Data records
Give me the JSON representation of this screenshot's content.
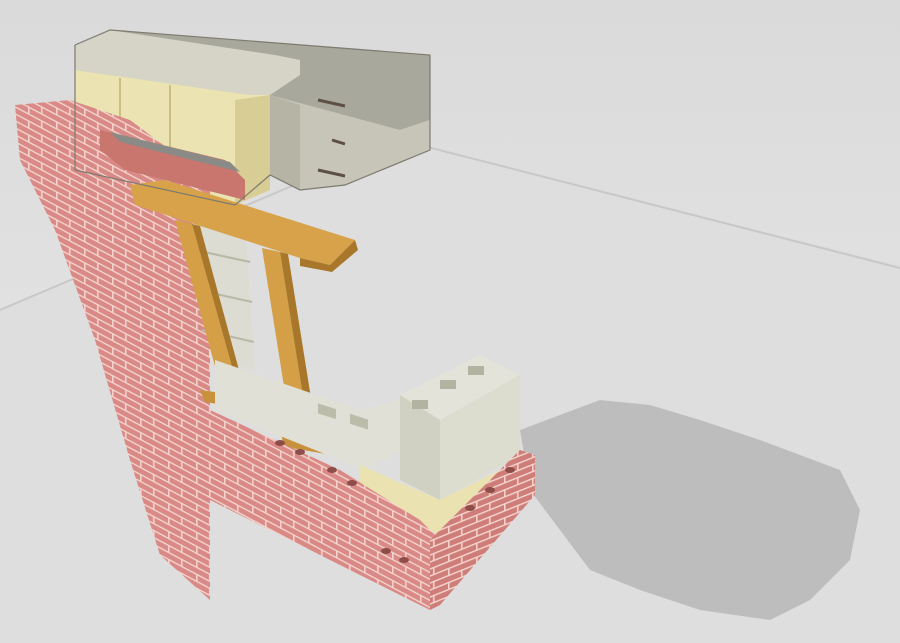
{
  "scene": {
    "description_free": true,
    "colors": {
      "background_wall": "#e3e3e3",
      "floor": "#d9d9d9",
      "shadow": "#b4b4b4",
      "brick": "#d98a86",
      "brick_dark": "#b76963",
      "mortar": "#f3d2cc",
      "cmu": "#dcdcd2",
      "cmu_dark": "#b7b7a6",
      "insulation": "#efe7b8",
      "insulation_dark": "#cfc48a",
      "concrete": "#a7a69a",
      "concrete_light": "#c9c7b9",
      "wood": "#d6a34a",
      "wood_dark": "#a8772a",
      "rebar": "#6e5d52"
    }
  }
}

YOUR OBJECTIVE:
Write every record out again exactly; no pictures belong in the copy.

FULL OUTPUT:
Give me the JSON representation of this screenshot's content.
{
  "scene": {
    "description_free": true,
    "colors": {
      "background_wall": "#e3e3e3",
      "floor": "#d9d9d9",
      "shadow": "#b4b4b4",
      "brick": "#d98a86",
      "brick_dark": "#b76963",
      "mortar": "#f3d2cc",
      "cmu": "#dcdcd2",
      "cmu_dark": "#b7b7a6",
      "insulation": "#efe7b8",
      "insulation_dark": "#cfc48a",
      "concrete": "#a7a69a",
      "concrete_light": "#c9c7b9",
      "wood": "#d6a34a",
      "wood_dark": "#a8772a",
      "rebar": "#6e5d52"
    }
  }
}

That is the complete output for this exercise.